## begin TASK DATA

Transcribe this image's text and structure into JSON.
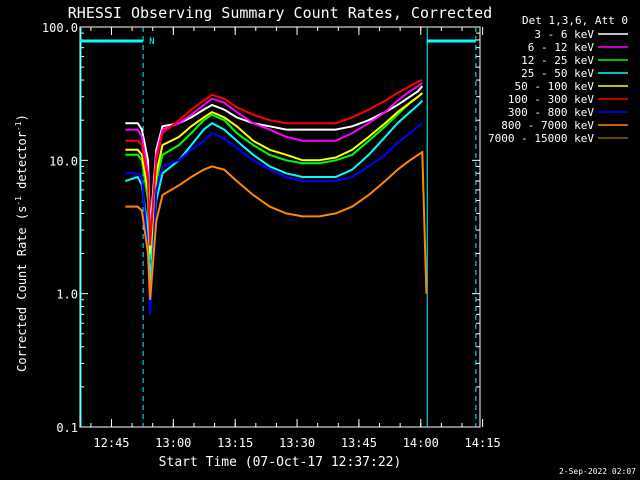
{
  "chart_data": {
    "type": "line",
    "title": "RHESSI Observing Summary Count Rates, Corrected",
    "xlabel": "Start Time (07-Oct-17 12:37:22)",
    "ylabel_main": "Corrected Count Rate (s",
    "ylabel_sup1": "-1",
    "ylabel_mid": " detector",
    "ylabel_sup2": "-1",
    "ylabel_end": ")",
    "y_scale": "log",
    "ylim": [
      0.1,
      100.0
    ],
    "y_ticks": [
      "0.1",
      "1.0",
      "10.0",
      "100.0"
    ],
    "x_ticks": [
      "12:45",
      "13:00",
      "13:15",
      "13:30",
      "13:45",
      "14:00",
      "14:15"
    ],
    "xlim_minutes_after_start": [
      0,
      97
    ],
    "legend_title": "Det 1,3,6, Att 0",
    "legend_position": "right",
    "timestamp": "2-Sep-2022 02:07",
    "markers": {
      "night_label": "N",
      "solid_lines_minutes": [
        0,
        84.2
      ],
      "dashed_lines_minutes": [
        15.3,
        96
      ]
    },
    "series": [
      {
        "name": "3 - 6 keV",
        "color": "#ffffff",
        "points": [
          [
            11,
            19
          ],
          [
            14,
            19
          ],
          [
            15,
            17
          ],
          [
            16.5,
            10
          ],
          [
            17,
            3
          ],
          [
            18.5,
            12
          ],
          [
            20,
            18
          ],
          [
            24,
            19
          ],
          [
            27,
            21
          ],
          [
            30,
            24
          ],
          [
            32,
            26
          ],
          [
            35,
            24
          ],
          [
            38,
            21
          ],
          [
            42,
            19
          ],
          [
            46,
            18
          ],
          [
            50,
            17
          ],
          [
            54,
            17
          ],
          [
            58,
            17
          ],
          [
            62,
            17
          ],
          [
            66,
            18
          ],
          [
            70,
            20
          ],
          [
            74,
            23
          ],
          [
            77,
            26
          ],
          [
            80,
            30
          ],
          [
            82,
            33
          ],
          [
            83,
            36
          ]
        ]
      },
      {
        "name": "6 - 12 keV",
        "color": "#ff00ff",
        "points": [
          [
            11,
            17
          ],
          [
            14,
            17
          ],
          [
            15,
            15
          ],
          [
            16.5,
            8
          ],
          [
            17,
            2.5
          ],
          [
            18.5,
            11
          ],
          [
            20,
            17
          ],
          [
            24,
            19
          ],
          [
            27,
            22
          ],
          [
            30,
            26
          ],
          [
            32,
            29
          ],
          [
            35,
            27
          ],
          [
            38,
            23
          ],
          [
            42,
            19
          ],
          [
            46,
            17
          ],
          [
            50,
            15
          ],
          [
            54,
            14
          ],
          [
            58,
            14
          ],
          [
            62,
            14
          ],
          [
            66,
            16
          ],
          [
            70,
            19
          ],
          [
            74,
            23
          ],
          [
            77,
            28
          ],
          [
            80,
            33
          ],
          [
            82,
            36
          ],
          [
            83,
            38
          ]
        ]
      },
      {
        "name": "12 - 25 keV",
        "color": "#00ff00",
        "points": [
          [
            11,
            11
          ],
          [
            14,
            11
          ],
          [
            15,
            10
          ],
          [
            16.5,
            5
          ],
          [
            17,
            1.8
          ],
          [
            18.5,
            7
          ],
          [
            20,
            11
          ],
          [
            24,
            13
          ],
          [
            27,
            16
          ],
          [
            30,
            20
          ],
          [
            32,
            22
          ],
          [
            35,
            20
          ],
          [
            38,
            16
          ],
          [
            42,
            13
          ],
          [
            46,
            11
          ],
          [
            50,
            10
          ],
          [
            54,
            9.5
          ],
          [
            58,
            9.5
          ],
          [
            62,
            10
          ],
          [
            66,
            11
          ],
          [
            70,
            14
          ],
          [
            74,
            18
          ],
          [
            77,
            22
          ],
          [
            80,
            27
          ],
          [
            82,
            30
          ],
          [
            83,
            32
          ]
        ]
      },
      {
        "name": "25 - 50 keV",
        "color": "#00ffff",
        "points": [
          [
            11,
            7
          ],
          [
            14,
            7.5
          ],
          [
            15,
            6.5
          ],
          [
            16.5,
            3
          ],
          [
            17,
            1.2
          ],
          [
            18.5,
            5
          ],
          [
            20,
            8
          ],
          [
            24,
            10
          ],
          [
            27,
            13
          ],
          [
            30,
            17
          ],
          [
            32,
            19
          ],
          [
            35,
            17
          ],
          [
            38,
            14
          ],
          [
            42,
            11
          ],
          [
            46,
            9
          ],
          [
            50,
            8
          ],
          [
            54,
            7.5
          ],
          [
            58,
            7.5
          ],
          [
            62,
            7.5
          ],
          [
            66,
            8.5
          ],
          [
            70,
            11
          ],
          [
            74,
            15
          ],
          [
            77,
            19
          ],
          [
            80,
            23
          ],
          [
            82,
            26
          ],
          [
            83,
            28
          ]
        ]
      },
      {
        "name": "50 - 100 keV",
        "color": "#ffff00",
        "points": [
          [
            11,
            12
          ],
          [
            14,
            12
          ],
          [
            15,
            11
          ],
          [
            16.5,
            6
          ],
          [
            17,
            2
          ],
          [
            18.5,
            8
          ],
          [
            20,
            13
          ],
          [
            24,
            15
          ],
          [
            27,
            18
          ],
          [
            30,
            21
          ],
          [
            32,
            23
          ],
          [
            35,
            21
          ],
          [
            38,
            18
          ],
          [
            42,
            14
          ],
          [
            46,
            12
          ],
          [
            50,
            11
          ],
          [
            54,
            10
          ],
          [
            58,
            10
          ],
          [
            62,
            10.5
          ],
          [
            66,
            12
          ],
          [
            70,
            15
          ],
          [
            74,
            19
          ],
          [
            77,
            23
          ],
          [
            80,
            27
          ],
          [
            82,
            30
          ],
          [
            83,
            32
          ]
        ]
      },
      {
        "name": "100 - 300 keV",
        "color": "#ff0000",
        "points": [
          [
            11,
            14
          ],
          [
            14,
            14
          ],
          [
            15,
            13
          ],
          [
            16.5,
            7
          ],
          [
            17,
            2.3
          ],
          [
            18.5,
            10
          ],
          [
            20,
            16
          ],
          [
            24,
            20
          ],
          [
            27,
            24
          ],
          [
            30,
            28
          ],
          [
            32,
            31
          ],
          [
            35,
            29
          ],
          [
            38,
            25
          ],
          [
            42,
            22
          ],
          [
            46,
            20
          ],
          [
            50,
            19
          ],
          [
            54,
            19
          ],
          [
            58,
            19
          ],
          [
            62,
            19
          ],
          [
            66,
            21
          ],
          [
            70,
            24
          ],
          [
            74,
            28
          ],
          [
            77,
            32
          ],
          [
            80,
            36
          ],
          [
            82,
            39
          ],
          [
            83,
            40
          ]
        ]
      },
      {
        "name": "300 - 800 keV",
        "color": "#0000ff",
        "points": [
          [
            11,
            8
          ],
          [
            14,
            8
          ],
          [
            15,
            7.5
          ],
          [
            16.5,
            2
          ],
          [
            17,
            0.7
          ],
          [
            18.5,
            6
          ],
          [
            20,
            9
          ],
          [
            24,
            10
          ],
          [
            27,
            12
          ],
          [
            30,
            14
          ],
          [
            32,
            16
          ],
          [
            35,
            14.5
          ],
          [
            38,
            12.5
          ],
          [
            42,
            10
          ],
          [
            46,
            8.5
          ],
          [
            50,
            7.5
          ],
          [
            54,
            7
          ],
          [
            58,
            7
          ],
          [
            62,
            7
          ],
          [
            66,
            7.5
          ],
          [
            70,
            9
          ],
          [
            74,
            11
          ],
          [
            77,
            13.5
          ],
          [
            80,
            16
          ],
          [
            82,
            18
          ],
          [
            83,
            19
          ]
        ]
      },
      {
        "name": "800 - 7000 keV",
        "color": "#ff8800",
        "points": [
          [
            11,
            4.5
          ],
          [
            14,
            4.5
          ],
          [
            15,
            4.2
          ],
          [
            16.5,
            2
          ],
          [
            17,
            0.9
          ],
          [
            18.5,
            3.5
          ],
          [
            20,
            5.5
          ],
          [
            24,
            6.5
          ],
          [
            27,
            7.5
          ],
          [
            30,
            8.5
          ],
          [
            32,
            9
          ],
          [
            35,
            8.5
          ],
          [
            38,
            7
          ],
          [
            42,
            5.5
          ],
          [
            46,
            4.5
          ],
          [
            50,
            4
          ],
          [
            54,
            3.8
          ],
          [
            58,
            3.8
          ],
          [
            62,
            4
          ],
          [
            66,
            4.5
          ],
          [
            70,
            5.5
          ],
          [
            74,
            7
          ],
          [
            77,
            8.5
          ],
          [
            80,
            10
          ],
          [
            82,
            11
          ],
          [
            83,
            11.5
          ],
          [
            84,
            1.0
          ]
        ]
      },
      {
        "name": "7000 - 15000 keV",
        "color": "#886600",
        "points": []
      }
    ]
  }
}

## end TASK DATA

THE TASK: Out of the material above, gather each line where "color" appears.

ANSWER BELOW:
        "color": "#ffffff",
        "color": "#ff00ff",
        "color": "#00ff00",
        "color": "#00ffff",
        "color": "#ffff00",
        "color": "#ff0000",
        "color": "#0000ff",
        "color": "#ff8800",
        "color": "#886600",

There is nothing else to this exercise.